What is required :: For the material that follows, list every line containing the word "into".
◆ ◆ ◆ ◆
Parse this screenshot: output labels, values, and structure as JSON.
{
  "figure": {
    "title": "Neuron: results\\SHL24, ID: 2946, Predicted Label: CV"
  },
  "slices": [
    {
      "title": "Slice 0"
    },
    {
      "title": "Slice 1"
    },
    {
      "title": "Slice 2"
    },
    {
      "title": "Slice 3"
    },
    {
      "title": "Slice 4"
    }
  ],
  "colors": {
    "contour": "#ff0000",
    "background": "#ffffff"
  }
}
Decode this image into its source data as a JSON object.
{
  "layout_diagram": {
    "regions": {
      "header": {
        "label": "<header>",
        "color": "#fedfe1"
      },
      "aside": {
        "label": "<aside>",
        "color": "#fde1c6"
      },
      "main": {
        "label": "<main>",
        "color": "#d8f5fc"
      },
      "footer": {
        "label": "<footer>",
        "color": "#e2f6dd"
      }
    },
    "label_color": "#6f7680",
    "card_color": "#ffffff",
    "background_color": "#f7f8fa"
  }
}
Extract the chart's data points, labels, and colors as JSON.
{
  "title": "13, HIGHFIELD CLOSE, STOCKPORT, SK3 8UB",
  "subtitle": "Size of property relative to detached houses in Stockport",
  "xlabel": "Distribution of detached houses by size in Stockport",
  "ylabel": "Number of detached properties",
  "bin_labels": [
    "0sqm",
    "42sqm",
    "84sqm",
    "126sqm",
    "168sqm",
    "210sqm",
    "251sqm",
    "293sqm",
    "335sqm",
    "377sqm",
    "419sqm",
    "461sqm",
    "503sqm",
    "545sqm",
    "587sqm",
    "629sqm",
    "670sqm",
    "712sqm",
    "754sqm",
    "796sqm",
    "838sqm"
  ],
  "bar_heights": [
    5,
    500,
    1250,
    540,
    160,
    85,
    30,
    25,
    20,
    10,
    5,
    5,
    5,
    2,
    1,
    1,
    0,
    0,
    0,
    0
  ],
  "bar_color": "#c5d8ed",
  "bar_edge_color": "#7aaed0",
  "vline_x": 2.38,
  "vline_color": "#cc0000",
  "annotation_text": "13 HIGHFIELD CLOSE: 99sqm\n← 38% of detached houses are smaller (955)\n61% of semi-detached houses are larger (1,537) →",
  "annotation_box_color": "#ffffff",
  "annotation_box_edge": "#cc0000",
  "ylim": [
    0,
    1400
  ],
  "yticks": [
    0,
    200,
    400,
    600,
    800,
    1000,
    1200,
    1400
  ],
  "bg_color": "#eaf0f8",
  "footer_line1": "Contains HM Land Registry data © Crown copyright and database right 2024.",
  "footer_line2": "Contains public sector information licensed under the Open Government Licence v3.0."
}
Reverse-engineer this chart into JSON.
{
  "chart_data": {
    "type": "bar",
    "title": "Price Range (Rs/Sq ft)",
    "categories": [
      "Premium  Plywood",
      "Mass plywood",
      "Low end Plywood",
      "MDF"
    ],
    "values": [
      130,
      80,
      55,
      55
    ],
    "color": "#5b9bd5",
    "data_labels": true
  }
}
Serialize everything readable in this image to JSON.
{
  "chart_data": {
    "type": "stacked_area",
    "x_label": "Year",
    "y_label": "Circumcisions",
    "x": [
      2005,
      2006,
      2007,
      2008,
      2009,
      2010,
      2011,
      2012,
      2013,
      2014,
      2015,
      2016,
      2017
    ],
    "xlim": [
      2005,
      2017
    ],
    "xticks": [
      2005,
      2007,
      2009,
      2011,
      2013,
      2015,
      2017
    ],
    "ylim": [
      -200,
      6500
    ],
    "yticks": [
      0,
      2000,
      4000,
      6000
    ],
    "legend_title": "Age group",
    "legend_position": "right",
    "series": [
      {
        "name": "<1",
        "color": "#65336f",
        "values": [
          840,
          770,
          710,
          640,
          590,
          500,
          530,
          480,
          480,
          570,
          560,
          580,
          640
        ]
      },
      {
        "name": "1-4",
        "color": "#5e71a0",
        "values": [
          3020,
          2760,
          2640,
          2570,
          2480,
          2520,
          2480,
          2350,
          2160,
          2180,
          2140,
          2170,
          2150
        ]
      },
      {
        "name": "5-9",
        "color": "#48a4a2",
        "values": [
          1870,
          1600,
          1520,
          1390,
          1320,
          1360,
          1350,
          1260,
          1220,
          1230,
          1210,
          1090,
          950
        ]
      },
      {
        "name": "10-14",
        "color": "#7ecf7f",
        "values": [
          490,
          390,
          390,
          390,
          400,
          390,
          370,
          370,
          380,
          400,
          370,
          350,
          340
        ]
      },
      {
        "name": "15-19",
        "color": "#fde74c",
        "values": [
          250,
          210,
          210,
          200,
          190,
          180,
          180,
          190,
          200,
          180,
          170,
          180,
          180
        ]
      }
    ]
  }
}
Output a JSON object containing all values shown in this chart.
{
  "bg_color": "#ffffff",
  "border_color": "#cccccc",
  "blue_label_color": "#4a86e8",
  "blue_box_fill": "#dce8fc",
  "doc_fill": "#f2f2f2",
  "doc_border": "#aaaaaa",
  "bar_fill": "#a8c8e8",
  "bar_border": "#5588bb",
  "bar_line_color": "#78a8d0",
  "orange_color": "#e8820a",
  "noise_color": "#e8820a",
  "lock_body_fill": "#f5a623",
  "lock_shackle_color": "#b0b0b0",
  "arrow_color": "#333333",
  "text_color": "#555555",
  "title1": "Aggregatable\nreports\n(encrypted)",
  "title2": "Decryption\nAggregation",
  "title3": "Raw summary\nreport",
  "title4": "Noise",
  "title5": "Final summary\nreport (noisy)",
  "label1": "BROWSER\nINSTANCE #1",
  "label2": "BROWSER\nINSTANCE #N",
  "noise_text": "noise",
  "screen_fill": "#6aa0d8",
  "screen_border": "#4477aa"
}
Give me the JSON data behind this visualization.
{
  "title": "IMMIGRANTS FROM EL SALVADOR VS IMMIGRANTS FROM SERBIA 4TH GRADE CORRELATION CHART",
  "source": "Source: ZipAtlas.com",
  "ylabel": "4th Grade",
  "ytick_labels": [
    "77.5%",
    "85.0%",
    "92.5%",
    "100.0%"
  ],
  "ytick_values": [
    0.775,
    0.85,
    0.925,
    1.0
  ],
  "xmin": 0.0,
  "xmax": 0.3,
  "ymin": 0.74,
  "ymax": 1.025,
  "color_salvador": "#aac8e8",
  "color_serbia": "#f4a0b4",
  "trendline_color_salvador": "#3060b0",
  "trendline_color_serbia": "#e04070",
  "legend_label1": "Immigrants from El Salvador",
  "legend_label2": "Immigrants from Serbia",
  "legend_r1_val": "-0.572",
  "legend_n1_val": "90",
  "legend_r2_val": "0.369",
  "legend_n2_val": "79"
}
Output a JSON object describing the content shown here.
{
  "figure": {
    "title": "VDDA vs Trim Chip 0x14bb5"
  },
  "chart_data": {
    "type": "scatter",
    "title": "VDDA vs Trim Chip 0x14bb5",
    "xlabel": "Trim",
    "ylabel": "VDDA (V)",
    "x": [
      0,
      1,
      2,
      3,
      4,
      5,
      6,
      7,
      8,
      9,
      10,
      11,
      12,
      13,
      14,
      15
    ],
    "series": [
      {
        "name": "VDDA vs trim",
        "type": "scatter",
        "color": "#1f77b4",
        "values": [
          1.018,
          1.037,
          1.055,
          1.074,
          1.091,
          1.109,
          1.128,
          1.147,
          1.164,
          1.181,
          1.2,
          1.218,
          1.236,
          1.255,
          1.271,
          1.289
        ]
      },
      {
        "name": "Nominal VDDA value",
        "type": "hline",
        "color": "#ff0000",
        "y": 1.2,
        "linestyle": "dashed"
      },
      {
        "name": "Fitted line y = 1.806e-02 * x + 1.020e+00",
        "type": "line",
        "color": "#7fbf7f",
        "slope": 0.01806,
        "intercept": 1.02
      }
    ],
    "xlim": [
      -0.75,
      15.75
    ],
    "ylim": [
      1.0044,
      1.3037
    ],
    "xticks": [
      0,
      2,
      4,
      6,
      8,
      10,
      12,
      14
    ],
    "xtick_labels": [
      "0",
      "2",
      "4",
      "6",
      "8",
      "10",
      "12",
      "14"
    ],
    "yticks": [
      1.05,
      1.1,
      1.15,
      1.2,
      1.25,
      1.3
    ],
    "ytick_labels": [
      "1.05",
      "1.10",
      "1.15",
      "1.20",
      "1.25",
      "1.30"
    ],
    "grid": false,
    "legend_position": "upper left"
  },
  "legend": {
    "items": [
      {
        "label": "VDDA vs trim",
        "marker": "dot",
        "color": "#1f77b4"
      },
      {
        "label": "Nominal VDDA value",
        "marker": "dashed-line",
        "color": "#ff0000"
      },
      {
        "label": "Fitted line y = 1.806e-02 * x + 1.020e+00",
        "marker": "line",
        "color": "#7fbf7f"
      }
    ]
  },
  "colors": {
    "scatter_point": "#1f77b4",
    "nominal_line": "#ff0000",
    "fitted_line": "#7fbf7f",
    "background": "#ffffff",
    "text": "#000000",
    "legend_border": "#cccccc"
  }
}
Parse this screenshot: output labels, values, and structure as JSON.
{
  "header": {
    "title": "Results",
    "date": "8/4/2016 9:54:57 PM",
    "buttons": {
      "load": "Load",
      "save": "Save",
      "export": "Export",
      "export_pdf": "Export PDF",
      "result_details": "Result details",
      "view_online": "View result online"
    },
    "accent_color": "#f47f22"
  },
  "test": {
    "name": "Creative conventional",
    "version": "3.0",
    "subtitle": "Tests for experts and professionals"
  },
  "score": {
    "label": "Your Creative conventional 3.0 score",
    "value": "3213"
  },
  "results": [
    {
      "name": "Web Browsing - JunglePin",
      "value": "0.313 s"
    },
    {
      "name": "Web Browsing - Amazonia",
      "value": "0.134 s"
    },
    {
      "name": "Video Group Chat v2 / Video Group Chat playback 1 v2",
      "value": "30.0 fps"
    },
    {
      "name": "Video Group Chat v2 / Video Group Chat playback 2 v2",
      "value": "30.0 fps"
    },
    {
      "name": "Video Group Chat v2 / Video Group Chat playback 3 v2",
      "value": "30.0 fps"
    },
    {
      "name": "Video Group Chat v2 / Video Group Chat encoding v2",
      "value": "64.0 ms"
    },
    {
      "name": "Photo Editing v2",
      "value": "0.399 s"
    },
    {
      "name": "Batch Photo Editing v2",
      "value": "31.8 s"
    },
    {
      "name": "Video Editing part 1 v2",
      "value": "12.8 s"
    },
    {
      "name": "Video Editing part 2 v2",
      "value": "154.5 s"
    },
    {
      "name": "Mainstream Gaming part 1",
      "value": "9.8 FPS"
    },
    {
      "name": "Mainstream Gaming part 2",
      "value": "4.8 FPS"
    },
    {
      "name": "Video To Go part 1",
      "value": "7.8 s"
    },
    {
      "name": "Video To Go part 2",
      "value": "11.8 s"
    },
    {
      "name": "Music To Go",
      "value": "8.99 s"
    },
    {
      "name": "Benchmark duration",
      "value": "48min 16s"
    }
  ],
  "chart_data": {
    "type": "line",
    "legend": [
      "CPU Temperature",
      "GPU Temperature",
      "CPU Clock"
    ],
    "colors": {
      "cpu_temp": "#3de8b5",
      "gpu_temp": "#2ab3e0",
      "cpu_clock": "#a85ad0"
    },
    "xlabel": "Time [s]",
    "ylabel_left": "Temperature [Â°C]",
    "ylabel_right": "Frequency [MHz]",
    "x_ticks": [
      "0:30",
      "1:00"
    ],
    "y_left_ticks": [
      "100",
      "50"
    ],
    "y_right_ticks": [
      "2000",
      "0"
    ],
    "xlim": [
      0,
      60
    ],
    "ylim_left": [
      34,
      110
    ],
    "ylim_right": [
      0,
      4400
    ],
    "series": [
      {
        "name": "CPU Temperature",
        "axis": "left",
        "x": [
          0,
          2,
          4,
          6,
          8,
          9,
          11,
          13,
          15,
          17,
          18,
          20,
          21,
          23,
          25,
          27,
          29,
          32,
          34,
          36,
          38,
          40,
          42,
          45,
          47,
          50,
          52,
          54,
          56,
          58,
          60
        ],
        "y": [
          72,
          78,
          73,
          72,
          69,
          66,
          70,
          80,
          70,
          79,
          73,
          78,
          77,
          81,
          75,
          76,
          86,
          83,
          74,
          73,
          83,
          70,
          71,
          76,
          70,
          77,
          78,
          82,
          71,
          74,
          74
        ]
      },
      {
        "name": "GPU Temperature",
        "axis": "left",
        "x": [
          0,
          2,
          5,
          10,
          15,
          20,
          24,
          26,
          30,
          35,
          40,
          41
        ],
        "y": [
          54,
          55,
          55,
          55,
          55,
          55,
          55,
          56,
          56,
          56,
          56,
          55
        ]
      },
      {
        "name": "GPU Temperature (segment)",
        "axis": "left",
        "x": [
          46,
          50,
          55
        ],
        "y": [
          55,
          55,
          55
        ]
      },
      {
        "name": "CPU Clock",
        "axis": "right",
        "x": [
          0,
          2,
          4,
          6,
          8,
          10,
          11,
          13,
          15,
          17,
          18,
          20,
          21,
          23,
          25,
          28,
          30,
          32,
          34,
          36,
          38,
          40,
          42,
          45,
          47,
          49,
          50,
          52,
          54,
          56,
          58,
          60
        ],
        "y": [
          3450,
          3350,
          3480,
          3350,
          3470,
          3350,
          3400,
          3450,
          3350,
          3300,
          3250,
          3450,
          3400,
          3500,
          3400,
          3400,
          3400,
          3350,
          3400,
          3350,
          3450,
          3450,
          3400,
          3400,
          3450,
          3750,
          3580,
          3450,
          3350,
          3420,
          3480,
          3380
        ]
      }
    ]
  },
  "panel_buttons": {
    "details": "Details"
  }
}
◆ ◆ ◆ ◆
Solution to the exercise ::
Decode this image into its source data as a JSON object.
Reverse-engineer this chart into JSON.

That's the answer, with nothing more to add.